## Start LISTED ENTRIES

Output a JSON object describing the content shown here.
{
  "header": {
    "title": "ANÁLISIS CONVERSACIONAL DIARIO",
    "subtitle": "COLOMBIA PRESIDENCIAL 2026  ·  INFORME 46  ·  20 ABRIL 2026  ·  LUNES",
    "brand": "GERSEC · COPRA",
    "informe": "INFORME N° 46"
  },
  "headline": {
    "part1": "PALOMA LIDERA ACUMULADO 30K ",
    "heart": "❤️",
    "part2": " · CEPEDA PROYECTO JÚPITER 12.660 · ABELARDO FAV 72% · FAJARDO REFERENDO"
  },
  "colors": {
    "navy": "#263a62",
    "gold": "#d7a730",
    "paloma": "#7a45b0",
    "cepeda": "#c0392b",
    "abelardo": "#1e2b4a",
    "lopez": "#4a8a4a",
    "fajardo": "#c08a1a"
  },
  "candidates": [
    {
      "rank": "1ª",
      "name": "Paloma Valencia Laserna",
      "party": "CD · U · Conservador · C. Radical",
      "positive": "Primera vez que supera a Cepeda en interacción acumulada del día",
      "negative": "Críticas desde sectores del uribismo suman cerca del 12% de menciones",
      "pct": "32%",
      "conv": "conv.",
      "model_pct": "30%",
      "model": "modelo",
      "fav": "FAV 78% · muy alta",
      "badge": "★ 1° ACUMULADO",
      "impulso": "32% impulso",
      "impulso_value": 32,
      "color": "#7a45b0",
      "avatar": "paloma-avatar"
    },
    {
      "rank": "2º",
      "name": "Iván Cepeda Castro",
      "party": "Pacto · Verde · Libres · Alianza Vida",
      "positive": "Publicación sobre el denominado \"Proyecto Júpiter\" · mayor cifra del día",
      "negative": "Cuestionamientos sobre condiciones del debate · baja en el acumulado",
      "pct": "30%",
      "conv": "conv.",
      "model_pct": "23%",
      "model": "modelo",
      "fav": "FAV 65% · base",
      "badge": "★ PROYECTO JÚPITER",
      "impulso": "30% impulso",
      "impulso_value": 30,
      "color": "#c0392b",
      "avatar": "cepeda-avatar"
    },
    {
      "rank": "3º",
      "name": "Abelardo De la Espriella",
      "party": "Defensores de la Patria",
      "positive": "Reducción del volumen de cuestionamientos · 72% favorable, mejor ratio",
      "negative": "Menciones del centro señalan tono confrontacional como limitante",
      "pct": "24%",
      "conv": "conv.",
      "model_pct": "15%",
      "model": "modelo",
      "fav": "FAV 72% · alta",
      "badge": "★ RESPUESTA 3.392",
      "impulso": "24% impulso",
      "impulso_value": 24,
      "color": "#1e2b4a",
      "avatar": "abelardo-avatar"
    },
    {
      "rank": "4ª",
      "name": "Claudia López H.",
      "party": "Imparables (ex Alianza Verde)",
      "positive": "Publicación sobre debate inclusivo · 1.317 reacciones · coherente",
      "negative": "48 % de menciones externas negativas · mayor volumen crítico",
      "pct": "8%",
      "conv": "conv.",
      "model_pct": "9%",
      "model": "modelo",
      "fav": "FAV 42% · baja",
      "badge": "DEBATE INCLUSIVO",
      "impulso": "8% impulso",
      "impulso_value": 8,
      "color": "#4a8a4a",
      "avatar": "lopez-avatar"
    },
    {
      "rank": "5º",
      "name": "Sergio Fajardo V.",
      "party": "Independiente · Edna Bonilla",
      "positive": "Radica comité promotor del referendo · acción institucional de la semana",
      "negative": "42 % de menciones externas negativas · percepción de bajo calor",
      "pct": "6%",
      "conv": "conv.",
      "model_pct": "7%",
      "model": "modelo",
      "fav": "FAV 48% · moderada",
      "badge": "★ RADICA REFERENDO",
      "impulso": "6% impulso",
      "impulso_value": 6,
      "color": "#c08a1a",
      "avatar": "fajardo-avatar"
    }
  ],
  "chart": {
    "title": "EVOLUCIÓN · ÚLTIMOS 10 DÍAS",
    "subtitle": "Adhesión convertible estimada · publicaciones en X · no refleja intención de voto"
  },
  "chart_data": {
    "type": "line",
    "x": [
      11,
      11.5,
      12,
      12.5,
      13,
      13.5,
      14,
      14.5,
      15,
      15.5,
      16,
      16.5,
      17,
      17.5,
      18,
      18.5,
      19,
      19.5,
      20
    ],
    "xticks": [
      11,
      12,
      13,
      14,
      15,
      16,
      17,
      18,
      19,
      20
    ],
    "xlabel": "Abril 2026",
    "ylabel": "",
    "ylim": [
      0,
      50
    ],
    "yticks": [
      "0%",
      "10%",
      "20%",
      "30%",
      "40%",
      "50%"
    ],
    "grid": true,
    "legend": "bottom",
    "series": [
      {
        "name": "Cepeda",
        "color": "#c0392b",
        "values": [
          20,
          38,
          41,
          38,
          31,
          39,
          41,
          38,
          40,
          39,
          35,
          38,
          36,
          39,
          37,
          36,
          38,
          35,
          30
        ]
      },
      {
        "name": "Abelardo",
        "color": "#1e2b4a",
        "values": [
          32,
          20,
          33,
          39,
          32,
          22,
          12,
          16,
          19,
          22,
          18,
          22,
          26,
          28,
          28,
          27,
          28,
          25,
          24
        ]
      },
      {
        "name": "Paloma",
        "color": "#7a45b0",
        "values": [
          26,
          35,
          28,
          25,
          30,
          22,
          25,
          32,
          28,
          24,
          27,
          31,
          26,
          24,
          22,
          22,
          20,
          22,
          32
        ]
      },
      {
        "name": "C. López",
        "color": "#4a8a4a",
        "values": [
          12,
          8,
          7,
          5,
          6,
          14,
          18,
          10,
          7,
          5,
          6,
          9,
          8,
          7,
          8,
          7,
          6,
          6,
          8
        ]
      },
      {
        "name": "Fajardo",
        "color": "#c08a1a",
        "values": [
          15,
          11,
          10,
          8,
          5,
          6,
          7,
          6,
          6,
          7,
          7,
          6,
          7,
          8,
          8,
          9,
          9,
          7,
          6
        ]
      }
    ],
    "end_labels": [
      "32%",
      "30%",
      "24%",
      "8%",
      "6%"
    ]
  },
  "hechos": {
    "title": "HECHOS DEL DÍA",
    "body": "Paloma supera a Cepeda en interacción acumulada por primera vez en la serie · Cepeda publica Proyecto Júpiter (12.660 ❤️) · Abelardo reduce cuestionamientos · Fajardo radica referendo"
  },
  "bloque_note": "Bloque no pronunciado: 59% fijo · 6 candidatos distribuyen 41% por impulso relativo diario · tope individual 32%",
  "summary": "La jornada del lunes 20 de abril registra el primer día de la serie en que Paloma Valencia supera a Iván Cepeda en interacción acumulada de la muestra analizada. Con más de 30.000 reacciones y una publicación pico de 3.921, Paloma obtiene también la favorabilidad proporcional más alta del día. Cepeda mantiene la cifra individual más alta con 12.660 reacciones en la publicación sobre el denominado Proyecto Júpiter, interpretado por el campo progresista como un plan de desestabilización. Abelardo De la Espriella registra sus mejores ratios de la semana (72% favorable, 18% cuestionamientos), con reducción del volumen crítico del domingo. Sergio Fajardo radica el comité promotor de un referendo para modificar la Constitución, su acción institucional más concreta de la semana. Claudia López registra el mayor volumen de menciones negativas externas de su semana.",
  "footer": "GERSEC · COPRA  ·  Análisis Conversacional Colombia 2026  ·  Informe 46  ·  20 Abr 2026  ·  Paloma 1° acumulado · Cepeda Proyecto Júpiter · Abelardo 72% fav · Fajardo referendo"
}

## End LISTED ENTRIES

- [CHALLENGE]
Say how many lines in the listing above include "subtitle". Give nothing but the number.

- [CORRECT RESULT]
2